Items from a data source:

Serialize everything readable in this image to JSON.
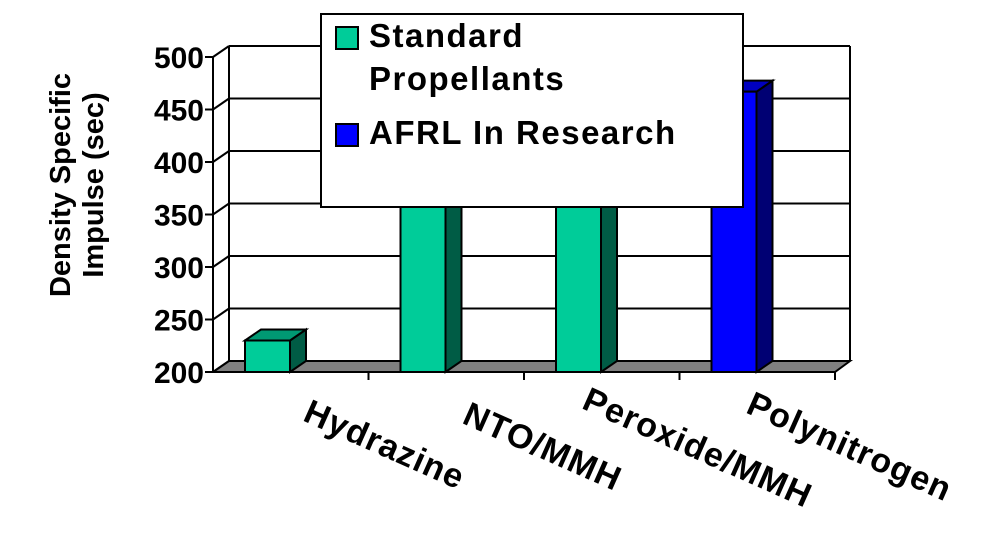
{
  "chart_data": {
    "type": "bar",
    "ylabel": "Density Specific Impulse (sec)",
    "ylabel_lines": [
      "Density Specific",
      "Impulse (sec)"
    ],
    "categories": [
      "Hydrazine",
      "NTO/MMH",
      "Peroxide/MMH",
      "Polynitrogen"
    ],
    "values": [
      230,
      375,
      375,
      467
    ],
    "series": [
      {
        "name": "Standard Propellants",
        "name_lines": [
          "Standard",
          "Propellants"
        ],
        "color": "#00CC99"
      },
      {
        "name": "AFRL In Research",
        "name_lines": [
          "AFRL In Research"
        ],
        "color": "#0000FF"
      }
    ],
    "bar_series": [
      0,
      0,
      0,
      1
    ],
    "ylim": [
      200,
      500
    ],
    "yticks": [
      200,
      250,
      300,
      350,
      400,
      450,
      500
    ],
    "grid": true,
    "legend_position": "top-center",
    "style": "3d"
  }
}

YOUR GOAL = Give the data above again in full and unchanged, skipping the pictures.

THE RESPONSE =
Serialize everything readable in this image to JSON.
{
  "chart_data": {
    "type": "bar",
    "ylabel": "Density Specific Impulse (sec)",
    "ylabel_lines": [
      "Density Specific",
      "Impulse (sec)"
    ],
    "categories": [
      "Hydrazine",
      "NTO/MMH",
      "Peroxide/MMH",
      "Polynitrogen"
    ],
    "values": [
      230,
      375,
      375,
      467
    ],
    "series": [
      {
        "name": "Standard Propellants",
        "name_lines": [
          "Standard",
          "Propellants"
        ],
        "color": "#00CC99"
      },
      {
        "name": "AFRL In Research",
        "name_lines": [
          "AFRL In Research"
        ],
        "color": "#0000FF"
      }
    ],
    "bar_series": [
      0,
      0,
      0,
      1
    ],
    "ylim": [
      200,
      500
    ],
    "yticks": [
      200,
      250,
      300,
      350,
      400,
      450,
      500
    ],
    "grid": true,
    "legend_position": "top-center",
    "style": "3d"
  }
}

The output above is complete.